## [What you need to do]
Each line that follows is to be retyped exactly.

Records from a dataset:
○ ○ ○ ○
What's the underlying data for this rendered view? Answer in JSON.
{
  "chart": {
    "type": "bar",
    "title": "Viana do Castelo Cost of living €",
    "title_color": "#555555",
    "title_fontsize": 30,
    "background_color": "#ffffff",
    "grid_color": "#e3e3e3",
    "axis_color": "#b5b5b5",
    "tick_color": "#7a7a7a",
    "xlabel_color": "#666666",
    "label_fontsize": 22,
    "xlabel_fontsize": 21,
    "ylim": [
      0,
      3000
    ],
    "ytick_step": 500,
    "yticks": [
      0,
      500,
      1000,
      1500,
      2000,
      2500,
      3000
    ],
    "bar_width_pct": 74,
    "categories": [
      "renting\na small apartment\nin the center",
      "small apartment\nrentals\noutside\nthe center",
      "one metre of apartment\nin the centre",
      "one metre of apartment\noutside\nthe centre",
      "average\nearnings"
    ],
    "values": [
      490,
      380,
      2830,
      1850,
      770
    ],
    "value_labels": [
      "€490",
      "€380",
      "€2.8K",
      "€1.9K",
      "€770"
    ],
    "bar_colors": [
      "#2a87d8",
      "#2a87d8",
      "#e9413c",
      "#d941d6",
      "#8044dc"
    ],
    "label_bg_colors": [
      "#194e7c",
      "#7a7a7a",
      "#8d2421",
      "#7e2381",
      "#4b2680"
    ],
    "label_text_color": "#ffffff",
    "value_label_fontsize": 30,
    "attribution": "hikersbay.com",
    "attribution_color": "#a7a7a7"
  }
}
○ ○ ○ ○
## [Written reply]
What's the underlying data for this rendered view? Answer in JSON.
{
  "chart": {
    "type": "bar",
    "title": "Viana do Castelo Cost of living €",
    "title_color": "#555555",
    "title_fontsize": 30,
    "background_color": "#ffffff",
    "grid_color": "#e3e3e3",
    "axis_color": "#b5b5b5",
    "tick_color": "#7a7a7a",
    "xlabel_color": "#666666",
    "label_fontsize": 22,
    "xlabel_fontsize": 21,
    "ylim": [
      0,
      3000
    ],
    "ytick_step": 500,
    "yticks": [
      0,
      500,
      1000,
      1500,
      2000,
      2500,
      3000
    ],
    "bar_width_pct": 74,
    "categories": [
      "renting\na small apartment\nin the center",
      "small apartment\nrentals\noutside\nthe center",
      "one metre of apartment\nin the centre",
      "one metre of apartment\noutside\nthe centre",
      "average\nearnings"
    ],
    "values": [
      490,
      380,
      2830,
      1850,
      770
    ],
    "value_labels": [
      "€490",
      "€380",
      "€2.8K",
      "€1.9K",
      "€770"
    ],
    "bar_colors": [
      "#2a87d8",
      "#2a87d8",
      "#e9413c",
      "#d941d6",
      "#8044dc"
    ],
    "label_bg_colors": [
      "#194e7c",
      "#7a7a7a",
      "#8d2421",
      "#7e2381",
      "#4b2680"
    ],
    "label_text_color": "#ffffff",
    "value_label_fontsize": 30,
    "attribution": "hikersbay.com",
    "attribution_color": "#a7a7a7"
  }
}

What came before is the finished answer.